-- START --

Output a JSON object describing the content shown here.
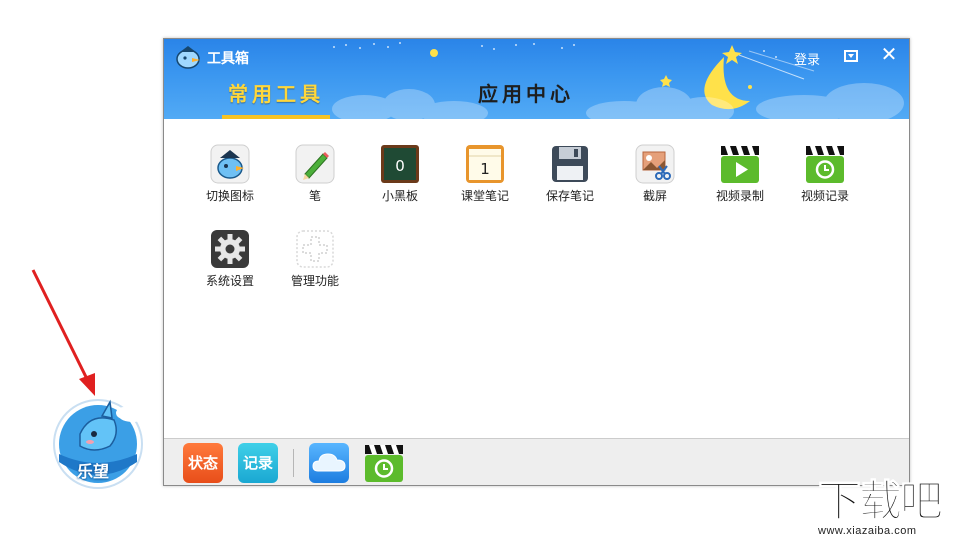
{
  "window": {
    "title": "工具箱",
    "login": "登录",
    "tabs": [
      {
        "label": "常用工具",
        "active": true
      },
      {
        "label": "应用中心",
        "active": false
      }
    ]
  },
  "tools": [
    {
      "label": "切换图标",
      "icon": "bird-mascot-icon"
    },
    {
      "label": "笔",
      "icon": "pencil-icon"
    },
    {
      "label": "小黑板",
      "icon": "blackboard-icon",
      "badge": "0"
    },
    {
      "label": "课堂笔记",
      "icon": "notebook-icon",
      "badge": "1"
    },
    {
      "label": "保存笔记",
      "icon": "floppy-disk-icon"
    },
    {
      "label": "截屏",
      "icon": "screenshot-scissors-icon"
    },
    {
      "label": "视频录制",
      "icon": "video-clapper-play-icon"
    },
    {
      "label": "视频记录",
      "icon": "video-clapper-clock-icon"
    },
    {
      "label": "系统设置",
      "icon": "gear-icon"
    },
    {
      "label": "管理功能",
      "icon": "add-dotted-icon"
    }
  ],
  "bottombar": {
    "status_label": "状态",
    "record_label": "记录",
    "cloud_icon": "cloud-icon",
    "video_icon": "video-clapper-clock-icon"
  },
  "desktop": {
    "widget_label": "乐望",
    "watermark_main": "下载吧",
    "watermark_url": "www.xiazaiba.com"
  },
  "colors": {
    "header_blue": "#3b97f0",
    "active_tab": "#ffd73a",
    "arrow_red": "#e02020"
  }
}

-- END --

## Task description
Note how many lines in the listing above hold the string "video", then give only that figure.

## Response
3